▶ _Task requirements_: All entries below are to be set down again, identical to the source.

Figure dataset records
□ □ □ □ □ □ □

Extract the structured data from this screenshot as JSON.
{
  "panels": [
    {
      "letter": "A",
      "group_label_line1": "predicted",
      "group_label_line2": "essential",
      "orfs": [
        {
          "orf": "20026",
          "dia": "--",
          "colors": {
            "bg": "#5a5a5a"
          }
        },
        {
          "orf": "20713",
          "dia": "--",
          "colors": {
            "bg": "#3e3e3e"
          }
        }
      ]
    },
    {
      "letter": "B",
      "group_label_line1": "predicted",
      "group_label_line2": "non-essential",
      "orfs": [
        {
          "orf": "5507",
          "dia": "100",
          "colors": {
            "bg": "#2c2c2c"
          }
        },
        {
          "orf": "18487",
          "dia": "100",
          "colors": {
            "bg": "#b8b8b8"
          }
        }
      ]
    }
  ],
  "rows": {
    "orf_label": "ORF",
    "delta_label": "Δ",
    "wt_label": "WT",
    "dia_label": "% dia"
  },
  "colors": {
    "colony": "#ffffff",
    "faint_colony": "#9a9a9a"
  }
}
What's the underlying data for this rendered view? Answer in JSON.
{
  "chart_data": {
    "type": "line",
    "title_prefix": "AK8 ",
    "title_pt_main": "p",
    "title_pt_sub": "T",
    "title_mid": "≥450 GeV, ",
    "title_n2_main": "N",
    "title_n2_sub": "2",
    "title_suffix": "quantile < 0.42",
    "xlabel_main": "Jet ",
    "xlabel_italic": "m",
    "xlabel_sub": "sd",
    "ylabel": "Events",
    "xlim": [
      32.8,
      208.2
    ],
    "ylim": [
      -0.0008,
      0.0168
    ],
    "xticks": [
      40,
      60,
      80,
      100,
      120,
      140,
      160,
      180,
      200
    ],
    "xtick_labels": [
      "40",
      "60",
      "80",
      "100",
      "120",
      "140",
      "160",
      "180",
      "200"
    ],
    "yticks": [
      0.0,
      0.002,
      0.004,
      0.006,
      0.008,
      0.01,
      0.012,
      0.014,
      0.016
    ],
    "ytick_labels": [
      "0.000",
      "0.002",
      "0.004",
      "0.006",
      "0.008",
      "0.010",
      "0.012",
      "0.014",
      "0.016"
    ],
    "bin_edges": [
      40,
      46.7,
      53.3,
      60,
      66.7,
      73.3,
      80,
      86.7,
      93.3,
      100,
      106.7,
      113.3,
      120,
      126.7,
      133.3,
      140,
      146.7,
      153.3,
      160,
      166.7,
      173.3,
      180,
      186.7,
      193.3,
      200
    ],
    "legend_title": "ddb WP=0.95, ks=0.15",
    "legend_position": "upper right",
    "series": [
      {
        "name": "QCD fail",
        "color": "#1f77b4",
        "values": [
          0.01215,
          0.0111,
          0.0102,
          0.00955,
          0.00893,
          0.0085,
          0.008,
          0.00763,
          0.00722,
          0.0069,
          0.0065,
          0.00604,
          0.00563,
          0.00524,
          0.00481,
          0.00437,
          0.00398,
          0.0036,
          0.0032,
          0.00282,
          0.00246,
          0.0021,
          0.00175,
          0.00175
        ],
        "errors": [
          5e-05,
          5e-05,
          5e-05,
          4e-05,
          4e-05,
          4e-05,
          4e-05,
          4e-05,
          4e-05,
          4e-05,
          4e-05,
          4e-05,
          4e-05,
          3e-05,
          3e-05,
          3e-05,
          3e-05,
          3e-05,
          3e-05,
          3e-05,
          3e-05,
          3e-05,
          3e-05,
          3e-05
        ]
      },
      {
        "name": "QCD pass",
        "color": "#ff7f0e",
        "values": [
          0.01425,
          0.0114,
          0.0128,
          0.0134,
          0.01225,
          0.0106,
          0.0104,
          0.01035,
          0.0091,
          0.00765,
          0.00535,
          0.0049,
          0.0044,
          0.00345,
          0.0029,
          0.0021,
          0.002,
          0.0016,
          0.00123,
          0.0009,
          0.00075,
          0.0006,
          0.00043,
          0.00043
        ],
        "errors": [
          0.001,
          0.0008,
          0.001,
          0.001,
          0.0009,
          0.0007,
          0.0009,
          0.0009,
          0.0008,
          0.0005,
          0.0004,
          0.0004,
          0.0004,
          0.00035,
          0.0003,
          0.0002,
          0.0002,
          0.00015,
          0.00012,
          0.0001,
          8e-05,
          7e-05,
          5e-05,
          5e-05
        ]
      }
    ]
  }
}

□ □ □ □ □ □ □

▶ _Response for this exercise_:
Extract the structured data from this screenshot as JSON.
{
  "panels": [
    {
      "letter": "A",
      "group_label_line1": "predicted",
      "group_label_line2": "essential",
      "orfs": [
        {
          "orf": "20026",
          "dia": "--",
          "colors": {
            "bg": "#5a5a5a"
          }
        },
        {
          "orf": "20713",
          "dia": "--",
          "colors": {
            "bg": "#3e3e3e"
          }
        }
      ]
    },
    {
      "letter": "B",
      "group_label_line1": "predicted",
      "group_label_line2": "non-essential",
      "orfs": [
        {
          "orf": "5507",
          "dia": "100",
          "colors": {
            "bg": "#2c2c2c"
          }
        },
        {
          "orf": "18487",
          "dia": "100",
          "colors": {
            "bg": "#b8b8b8"
          }
        }
      ]
    }
  ],
  "rows": {
    "orf_label": "ORF",
    "delta_label": "Δ",
    "wt_label": "WT",
    "dia_label": "% dia"
  },
  "colors": {
    "colony": "#ffffff",
    "faint_colony": "#9a9a9a"
  }
}
What's the underlying data for this rendered view? Answer in JSON.
{
  "chart_data": {
    "type": "line",
    "title_prefix": "AK8 ",
    "title_pt_main": "p",
    "title_pt_sub": "T",
    "title_mid": "≥450 GeV, ",
    "title_n2_main": "N",
    "title_n2_sub": "2",
    "title_suffix": "quantile < 0.42",
    "xlabel_main": "Jet ",
    "xlabel_italic": "m",
    "xlabel_sub": "sd",
    "ylabel": "Events",
    "xlim": [
      32.8,
      208.2
    ],
    "ylim": [
      -0.0008,
      0.0168
    ],
    "xticks": [
      40,
      60,
      80,
      100,
      120,
      140,
      160,
      180,
      200
    ],
    "xtick_labels": [
      "40",
      "60",
      "80",
      "100",
      "120",
      "140",
      "160",
      "180",
      "200"
    ],
    "yticks": [
      0.0,
      0.002,
      0.004,
      0.006,
      0.008,
      0.01,
      0.012,
      0.014,
      0.016
    ],
    "ytick_labels": [
      "0.000",
      "0.002",
      "0.004",
      "0.006",
      "0.008",
      "0.010",
      "0.012",
      "0.014",
      "0.016"
    ],
    "bin_edges": [
      40,
      46.7,
      53.3,
      60,
      66.7,
      73.3,
      80,
      86.7,
      93.3,
      100,
      106.7,
      113.3,
      120,
      126.7,
      133.3,
      140,
      146.7,
      153.3,
      160,
      166.7,
      173.3,
      180,
      186.7,
      193.3,
      200
    ],
    "legend_title": "ddb WP=0.95, ks=0.15",
    "legend_position": "upper right",
    "series": [
      {
        "name": "QCD fail",
        "color": "#1f77b4",
        "values": [
          0.01215,
          0.0111,
          0.0102,
          0.00955,
          0.00893,
          0.0085,
          0.008,
          0.00763,
          0.00722,
          0.0069,
          0.0065,
          0.00604,
          0.00563,
          0.00524,
          0.00481,
          0.00437,
          0.00398,
          0.0036,
          0.0032,
          0.00282,
          0.00246,
          0.0021,
          0.00175,
          0.00175
        ],
        "errors": [
          5e-05,
          5e-05,
          5e-05,
          4e-05,
          4e-05,
          4e-05,
          4e-05,
          4e-05,
          4e-05,
          4e-05,
          4e-05,
          4e-05,
          4e-05,
          3e-05,
          3e-05,
          3e-05,
          3e-05,
          3e-05,
          3e-05,
          3e-05,
          3e-05,
          3e-05,
          3e-05,
          3e-05
        ]
      },
      {
        "name": "QCD pass",
        "color": "#ff7f0e",
        "values": [
          0.01425,
          0.0114,
          0.0128,
          0.0134,
          0.01225,
          0.0106,
          0.0104,
          0.01035,
          0.0091,
          0.00765,
          0.00535,
          0.0049,
          0.0044,
          0.00345,
          0.0029,
          0.0021,
          0.002,
          0.0016,
          0.00123,
          0.0009,
          0.00075,
          0.0006,
          0.00043,
          0.00043
        ],
        "errors": [
          0.001,
          0.0008,
          0.001,
          0.001,
          0.0009,
          0.0007,
          0.0009,
          0.0009,
          0.0008,
          0.0005,
          0.0004,
          0.0004,
          0.0004,
          0.00035,
          0.0003,
          0.0002,
          0.0002,
          0.00015,
          0.00012,
          0.0001,
          8e-05,
          7e-05,
          5e-05,
          5e-05
        ]
      }
    ]
  }
}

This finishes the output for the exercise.